_Work to complete_
Rewrite every line in the items below as one numbered list, leaving out blank lines and the pictures.
-- Start --
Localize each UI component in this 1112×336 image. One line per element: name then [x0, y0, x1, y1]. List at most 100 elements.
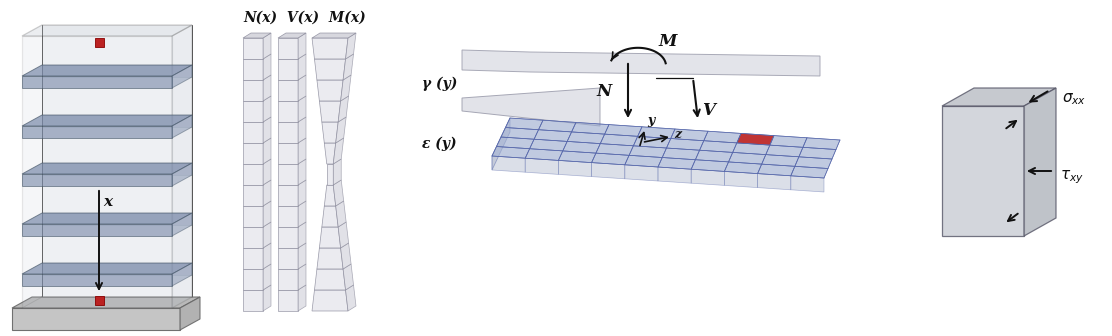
- Polygon shape: [244, 122, 264, 143]
- Polygon shape: [798, 147, 836, 159]
- Polygon shape: [492, 156, 525, 172]
- Polygon shape: [244, 248, 264, 269]
- Polygon shape: [795, 157, 832, 168]
- Polygon shape: [344, 54, 354, 80]
- Polygon shape: [244, 38, 264, 59]
- Polygon shape: [180, 297, 200, 330]
- Polygon shape: [671, 129, 708, 141]
- Polygon shape: [298, 75, 306, 101]
- Polygon shape: [803, 138, 840, 150]
- Polygon shape: [502, 127, 538, 139]
- Polygon shape: [346, 33, 356, 59]
- Text: y: y: [647, 114, 654, 127]
- Polygon shape: [278, 80, 298, 101]
- Polygon shape: [770, 136, 807, 147]
- Polygon shape: [244, 59, 264, 80]
- Text: $\sigma_{xx}$: $\sigma_{xx}$: [1062, 91, 1086, 107]
- Polygon shape: [244, 269, 264, 290]
- Polygon shape: [737, 133, 774, 145]
- Polygon shape: [1024, 88, 1056, 236]
- Polygon shape: [567, 132, 605, 143]
- Polygon shape: [634, 136, 671, 148]
- Polygon shape: [244, 143, 264, 164]
- Polygon shape: [319, 227, 340, 248]
- Polygon shape: [42, 115, 192, 127]
- Polygon shape: [42, 263, 192, 275]
- Polygon shape: [724, 162, 762, 174]
- Polygon shape: [728, 153, 766, 164]
- Polygon shape: [492, 146, 529, 158]
- Polygon shape: [534, 130, 572, 141]
- Polygon shape: [264, 117, 271, 143]
- Polygon shape: [298, 54, 306, 80]
- Polygon shape: [600, 134, 637, 146]
- Polygon shape: [704, 131, 741, 143]
- Text: V: V: [702, 102, 715, 119]
- Polygon shape: [42, 213, 192, 225]
- Polygon shape: [172, 263, 192, 286]
- Polygon shape: [298, 285, 306, 311]
- Polygon shape: [572, 122, 609, 134]
- Polygon shape: [338, 96, 349, 122]
- Polygon shape: [264, 54, 271, 80]
- Polygon shape: [22, 115, 192, 126]
- Polygon shape: [344, 264, 354, 290]
- Polygon shape: [22, 174, 172, 186]
- Polygon shape: [298, 117, 306, 143]
- Polygon shape: [724, 171, 757, 187]
- Polygon shape: [319, 101, 340, 122]
- Polygon shape: [558, 160, 592, 177]
- Polygon shape: [346, 285, 356, 311]
- Polygon shape: [264, 264, 271, 290]
- Polygon shape: [264, 96, 271, 122]
- Polygon shape: [172, 213, 192, 236]
- Polygon shape: [757, 164, 795, 176]
- Polygon shape: [298, 264, 306, 290]
- Polygon shape: [558, 151, 596, 163]
- Polygon shape: [538, 120, 576, 132]
- Polygon shape: [278, 38, 298, 59]
- Polygon shape: [172, 65, 192, 88]
- Polygon shape: [791, 176, 824, 192]
- Polygon shape: [22, 274, 172, 286]
- Polygon shape: [278, 206, 298, 227]
- Polygon shape: [264, 285, 271, 311]
- Polygon shape: [327, 164, 334, 185]
- Polygon shape: [244, 101, 264, 122]
- Polygon shape: [22, 224, 172, 236]
- Polygon shape: [22, 65, 192, 76]
- Polygon shape: [264, 159, 271, 185]
- Polygon shape: [278, 227, 298, 248]
- Bar: [95, 38, 103, 47]
- Polygon shape: [625, 155, 663, 167]
- Text: M: M: [658, 33, 676, 50]
- Polygon shape: [733, 143, 770, 155]
- Polygon shape: [298, 159, 306, 185]
- Polygon shape: [22, 76, 172, 88]
- Polygon shape: [278, 33, 306, 38]
- Polygon shape: [658, 158, 695, 169]
- Polygon shape: [312, 290, 348, 311]
- Polygon shape: [42, 65, 192, 77]
- Polygon shape: [461, 88, 600, 126]
- Polygon shape: [336, 117, 346, 143]
- Polygon shape: [529, 139, 567, 151]
- Polygon shape: [264, 138, 271, 164]
- Polygon shape: [278, 59, 298, 80]
- Polygon shape: [629, 146, 666, 158]
- Polygon shape: [637, 127, 675, 138]
- Polygon shape: [22, 25, 192, 36]
- Polygon shape: [264, 33, 271, 59]
- Polygon shape: [244, 290, 264, 311]
- Polygon shape: [244, 227, 264, 248]
- Polygon shape: [298, 33, 306, 59]
- Polygon shape: [338, 222, 349, 248]
- Polygon shape: [321, 122, 338, 143]
- Polygon shape: [757, 174, 791, 190]
- Polygon shape: [298, 180, 306, 206]
- Bar: [95, 296, 103, 305]
- Polygon shape: [592, 153, 629, 165]
- Polygon shape: [22, 263, 192, 274]
- Polygon shape: [298, 201, 306, 227]
- Polygon shape: [317, 80, 344, 101]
-- End --
_Exercise solution_
1. Localize each UI component in this 1112×336 image. One line per element: name then [x0, y0, x1, y1]. List at most 100 elements.
2. - Polygon shape: [244, 122, 264, 143]
3. - Polygon shape: [798, 147, 836, 159]
4. - Polygon shape: [492, 156, 525, 172]
5. - Polygon shape: [244, 248, 264, 269]
6. - Polygon shape: [795, 157, 832, 168]
7. - Polygon shape: [344, 54, 354, 80]
8. - Polygon shape: [244, 38, 264, 59]
9. - Polygon shape: [180, 297, 200, 330]
10. - Polygon shape: [671, 129, 708, 141]
11. - Polygon shape: [298, 75, 306, 101]
12. - Polygon shape: [803, 138, 840, 150]
13. - Polygon shape: [502, 127, 538, 139]
14. - Polygon shape: [346, 33, 356, 59]
15. - Text: y: y: [647, 114, 654, 127]
16. - Polygon shape: [278, 80, 298, 101]
17. - Polygon shape: [770, 136, 807, 147]
18. - Polygon shape: [244, 59, 264, 80]
19. - Text: $\sigma_{xx}$: $\sigma_{xx}$: [1062, 91, 1086, 107]
20. - Polygon shape: [244, 269, 264, 290]
21. - Polygon shape: [737, 133, 774, 145]
22. - Polygon shape: [1024, 88, 1056, 236]
23. - Polygon shape: [567, 132, 605, 143]
24. - Polygon shape: [634, 136, 671, 148]
25. - Polygon shape: [244, 143, 264, 164]
26. - Polygon shape: [319, 227, 340, 248]
27. - Polygon shape: [42, 115, 192, 127]
28. - Polygon shape: [42, 263, 192, 275]
29. - Polygon shape: [724, 162, 762, 174]
30. - Polygon shape: [728, 153, 766, 164]
31. - Polygon shape: [492, 146, 529, 158]
32. - Polygon shape: [534, 130, 572, 141]
33. - Polygon shape: [264, 117, 271, 143]
34. - Polygon shape: [298, 54, 306, 80]
35. - Polygon shape: [600, 134, 637, 146]
36. - Polygon shape: [704, 131, 741, 143]
37. - Text: V: V: [702, 102, 715, 119]
38. - Polygon shape: [42, 213, 192, 225]
39. - Polygon shape: [172, 263, 192, 286]
40. - Polygon shape: [298, 285, 306, 311]
41. - Polygon shape: [572, 122, 609, 134]
42. - Polygon shape: [338, 96, 349, 122]
43. - Polygon shape: [264, 54, 271, 80]
44. - Polygon shape: [22, 115, 192, 126]
45. - Polygon shape: [344, 264, 354, 290]
46. - Polygon shape: [22, 174, 172, 186]
47. - Polygon shape: [298, 117, 306, 143]
48. - Polygon shape: [724, 171, 757, 187]
49. - Polygon shape: [319, 101, 340, 122]
50. - Polygon shape: [558, 160, 592, 177]
51. - Polygon shape: [346, 285, 356, 311]
52. - Polygon shape: [264, 264, 271, 290]
53. - Polygon shape: [264, 96, 271, 122]
54. - Polygon shape: [172, 213, 192, 236]
55. - Polygon shape: [757, 164, 795, 176]
56. - Polygon shape: [298, 264, 306, 290]
57. - Polygon shape: [558, 151, 596, 163]
58. - Polygon shape: [538, 120, 576, 132]
59. - Polygon shape: [278, 38, 298, 59]
60. - Polygon shape: [172, 65, 192, 88]
61. - Polygon shape: [791, 176, 824, 192]
62. - Polygon shape: [22, 274, 172, 286]
63. - Polygon shape: [278, 206, 298, 227]
64. - Polygon shape: [264, 285, 271, 311]
65. - Polygon shape: [327, 164, 334, 185]
66. - Polygon shape: [244, 101, 264, 122]
67. - Polygon shape: [22, 224, 172, 236]
68. - Polygon shape: [22, 65, 192, 76]
69. - Polygon shape: [264, 159, 271, 185]
70. - Polygon shape: [278, 227, 298, 248]
71. - Bar: [95, 38, 103, 47]
72. - Polygon shape: [625, 155, 663, 167]
73. - Text: M: M: [658, 33, 676, 50]
74. - Polygon shape: [733, 143, 770, 155]
75. - Polygon shape: [298, 159, 306, 185]
76. - Polygon shape: [22, 76, 172, 88]
77. - Polygon shape: [278, 33, 306, 38]
78. - Polygon shape: [658, 158, 695, 169]
79. - Polygon shape: [312, 290, 348, 311]
80. - Polygon shape: [42, 65, 192, 77]
81. - Polygon shape: [461, 88, 600, 126]
82. - Polygon shape: [336, 117, 346, 143]
83. - Polygon shape: [529, 139, 567, 151]
84. - Polygon shape: [264, 138, 271, 164]
85. - Polygon shape: [278, 59, 298, 80]
86. - Polygon shape: [629, 146, 666, 158]
87. - Polygon shape: [637, 127, 675, 138]
88. - Polygon shape: [22, 25, 192, 36]
89. - Polygon shape: [264, 33, 271, 59]
90. - Polygon shape: [244, 290, 264, 311]
91. - Polygon shape: [244, 227, 264, 248]
92. - Polygon shape: [298, 33, 306, 59]
93. - Polygon shape: [338, 222, 349, 248]
94. - Polygon shape: [321, 122, 338, 143]
95. - Polygon shape: [757, 174, 791, 190]
96. - Polygon shape: [298, 180, 306, 206]
97. - Bar: [95, 296, 103, 305]
98. - Polygon shape: [592, 153, 629, 165]
99. - Polygon shape: [22, 263, 192, 274]
100. - Polygon shape: [298, 201, 306, 227]
101. - Polygon shape: [317, 80, 344, 101]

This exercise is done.